Transcribe the material word for word, but without the images.

= = = = = = =

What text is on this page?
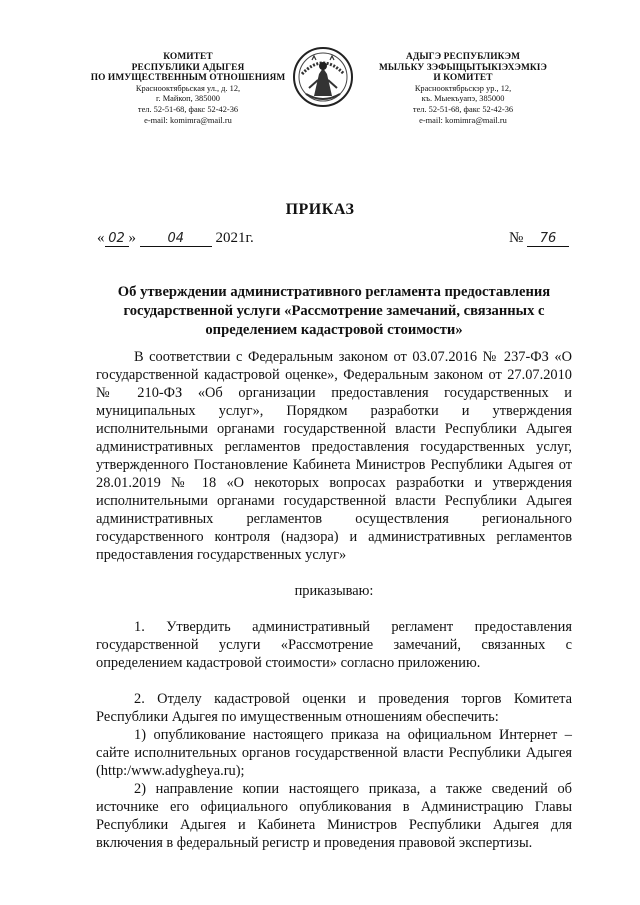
КОМИТЕТ
РЕСПУБЛИКИ АДЫГЕЯ
ПО ИМУЩЕСТВЕННЫМ ОТНОШЕНИЯМ
Краснооктябрьская ул., д. 12,
г. Майкоп, 385000
тел. 52-51-68, факс 52-42-36
e-mail: komimra@mail.ru
АДЫГЭ РЕСПУБЛИКЭМ
МЫЛЬКУ ЗЭФЫЩЫТЫКІЭХЭМКІЭ
И КОМИТЕТ
Краснооктябрьскэр ур., 12,
къ. Мыекъуапэ, 385000
тел. 52-51-68, факс 52-42-36
e-mail: komimra@mail.ru
ПРИКАЗ
« 02 » 04 2021г.	№ 76
Об утверждении административного регламента предоставления государственной услуги «Рассмотрение замечаний, связанных с определением кадастровой стоимости»

В соответствии с Федеральным законом от 03.07.2016 № 237-ФЗ «О государственной кадастровой оценке», Федеральным законом от 27.07.2010 № 210-ФЗ «Об организации предоставления государственных и муниципальных услуг», Порядком разработки и утверждения исполнительными органами государственной власти Республики Адыгея административных регламентов предоставления государственных услуг, утвержденного Постановление Кабинета Министров Республики Адыгея от 28.01.2019 № 18 «О некоторых вопросах разработки и утверждения исполнительными органами государственной власти Республики Адыгея административных регламентов осуществления регионального государственного контроля (надзора) и административных регламентов предоставления государственных услуг»

приказываю:

1. Утвердить административный регламент предоставления государственной услуги «Рассмотрение замечаний, связанных с определением кадастровой стоимости» согласно приложению.

2. Отделу кадастровой оценки и проведения торгов Комитета Республики Адыгея по имущественным отношениям обеспечить:

1) опубликование настоящего приказа на официальном Интернет – сайте исполнительных органов государственной власти Республики Адыгея (http:/www.adygheya.ru);

2) направление копии настоящего приказа, а также сведений об источнике его официального опубликования в Администрацию Главы Республики Адыгея и Кабинета Министров Республики Адыгея для включения в федеральный регистр и проведения правовой экспертизы.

= = = = = = =

Answer to the task:
What text is on this page?
КОМИТЕТ
РЕСПУБЛИКИ АДЫГЕЯ
ПО ИМУЩЕСТВЕННЫМ ОТНОШЕНИЯМ
Краснооктябрьская ул., д. 12,
г. Майкоп, 385000
тел. 52-51-68, факс 52-42-36
e-mail: komimra@mail.ru
АДЫГЭ РЕСПУБЛИКЭМ
МЫЛЬКУ ЗЭФЫЩЫТЫКІЭХЭМКІЭ
И КОМИТЕТ
Краснооктябрьскэр ур., 12,
къ. Мыекъуапэ, 385000
тел. 52-51-68, факс 52-42-36
e-mail: komimra@mail.ru
ПРИКАЗ
« 02 » 04 2021г.	№ 76
Об утверждении административного регламента предоставления государственной услуги «Рассмотрение замечаний, связанных с определением кадастровой стоимости»

В соответствии с Федеральным законом от 03.07.2016 № 237-ФЗ «О государственной кадастровой оценке», Федеральным законом от 27.07.2010 № 210-ФЗ «Об организации предоставления государственных и муниципальных услуг», Порядком разработки и утверждения исполнительными органами государственной власти Республики Адыгея административных регламентов предоставления государственных услуг, утвержденного Постановление Кабинета Министров Республики Адыгея от 28.01.2019 № 18 «О некоторых вопросах разработки и утверждения исполнительными органами государственной власти Республики Адыгея административных регламентов осуществления регионального государственного контроля (надзора) и административных регламентов предоставления государственных услуг»

приказываю:

1. Утвердить административный регламент предоставления государственной услуги «Рассмотрение замечаний, связанных с определением кадастровой стоимости» согласно приложению.

2. Отделу кадастровой оценки и проведения торгов Комитета Республики Адыгея по имущественным отношениям обеспечить:

1) опубликование настоящего приказа на официальном Интернет – сайте исполнительных органов государственной власти Республики Адыгея (http:/www.adygheya.ru);

2) направление копии настоящего приказа, а также сведений об источнике его официального опубликования в Администрацию Главы Республики Адыгея и Кабинета Министров Республики Адыгея для включения в федеральный регистр и проведения правовой экспертизы.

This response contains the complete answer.